- _STATED PROBLEM_
Pick up the piece below on Cameron's pre-election pledges after its last sentence and carry it forward.
:: PROVIDED PASSAGE ::
2. "We have absolutely no plans to raise VAT"

In an interview with Jeremy Paxman on 23 April 2010, Cameron said: "We have absolutely no plans to raise VAT. Our first Budget is all about recognising we need to get spending under control rather than putting up tax."

VAT was subsequently raised from 17.5 per cent to a record high of 20 per cent in George Osborne's emergency Budget.

3. Cameron on child benefit: "I wouldn't means-test it"

At a pre-election Cameron Direct event, the Tory leader issued this "read my lips" pledge: "I'm not going to flannel you, I'm going to give it to you straight. I like the child benefit, I wouldn't change child benefit, I wouldn't means-test it, I don't think that is a good idea." The coalition went on to abolish the benefit for higher earners in the Spending Review and froze it for three years. 

4. NHS: "no more top-down reorganisations"

Perhaps most infamously, the Conservatives repeatedly promised before the general election that there would be no more "top-down reorganisations" of the NHS (Andrew Lansley, Conservative Party press release, 11 July 2007). In a speech at the Royal College of Pathologists on 2 November 2009, Cameron said: "With the Conservatives there will be no more of the tiresome, meddlesome, top-down re-structures that have dominated the last decade of the NHS." 

In his 2006 Conservative conference speech, he said: "So I make this commitment to the NHS and all who work in it. No more pointless reorganisations."

The coalition went on to launch the biggest top-down reorganisation of the service in its history.

5. On Education Maintenance Allowances: "we don't have any plans to get rid of them"

At a Cameron Direct event in January 2010, Cameron said: "We've looked at educational maintenance allowances and we haven't announced any plan to get rid of them." Challenged to firm up his pledge, he added: "I said we don't have any plans to get rid of them . . . it's one of those things the Labour Party keep putting out that we are but we're not."

Nine months later, the coalition announced the abolition of EMA, which paid up to £30 a week to 16-to-18-years-olds living in households whose income is less than £30,800 a year, in the Spending Review. 

6. Cameron on Sure Start: "Yes, we back Sure Start. It's a disgrace that Gordon Brown has been trying to frighten people about this."

The day before the general election, Cameron pledged to protect Sure Start, the network of children's centres founded by the last Labour government.

Asked for a guarantee that the centres would continue to receive funding, he replied: "Yes, we back Sure Start. It's a disgrace that Gordon Brown has been trying to frighten people about this. He's the prime minister of this country but he's been scaring people about something that really matters."

In his 2009 Conservative conference speech, he said: "It’s also about emotional support, particularly in those fraught early years before children go to school. Labour understood this and we should acknowledge that. That’s why Sure Start will stay, and we’ll improve it."
:::
:: DATASET CONTENT ::
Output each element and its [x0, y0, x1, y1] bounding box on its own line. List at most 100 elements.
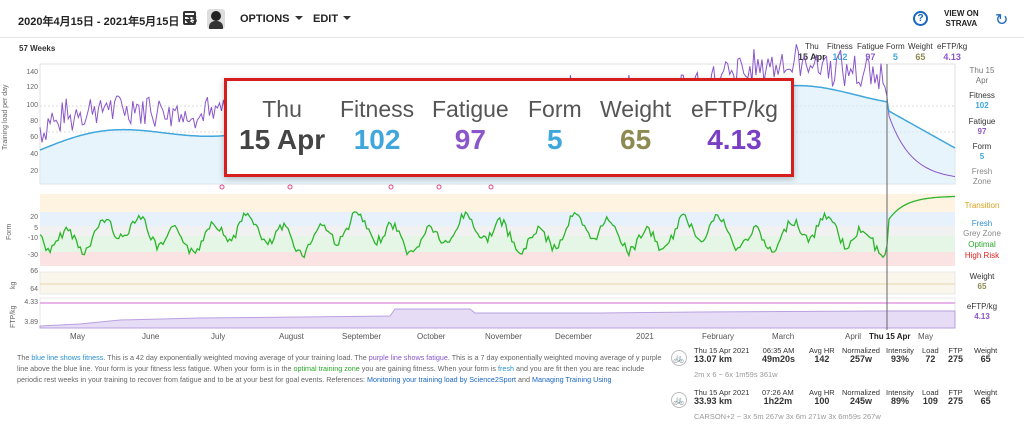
:::
- _ANSWER TO THE TASK_
Since then, 566 of the centres have been closed, with over half of those still open no longer providing any onsite childcare. 

7. On the Future Jobs Fund: "no plans to change"

In March 2010, Cameron praised the Future Jobs Fund as a "good scheme" and said the Conservatives had  "no plans to change existing Future Jobs Fund commitments". On 24 May 2010, the coalition announced its abolition (only for a subsequent Department for Work and Pensions study to show that it had been an unambiguous success, with a net benefit to the economy of £7,750 per participant) and replaced it with the ineffective Work Programme, later found to be "worse than doing nothing". 

8. Cameron on green taxes: "[they] need to go up"

While recently pledging to "roll-back" green taxes, Cameron took a very different line during his early hug-a husky phase. On 29 October 2006 he told the BBC's Politics Show: "I think green taxes as a whole need to go up". He also told Newsnight on 3 October: "We’ve said publicly, we’ve committed that we think green taxes should take a bigger share of overall taxes."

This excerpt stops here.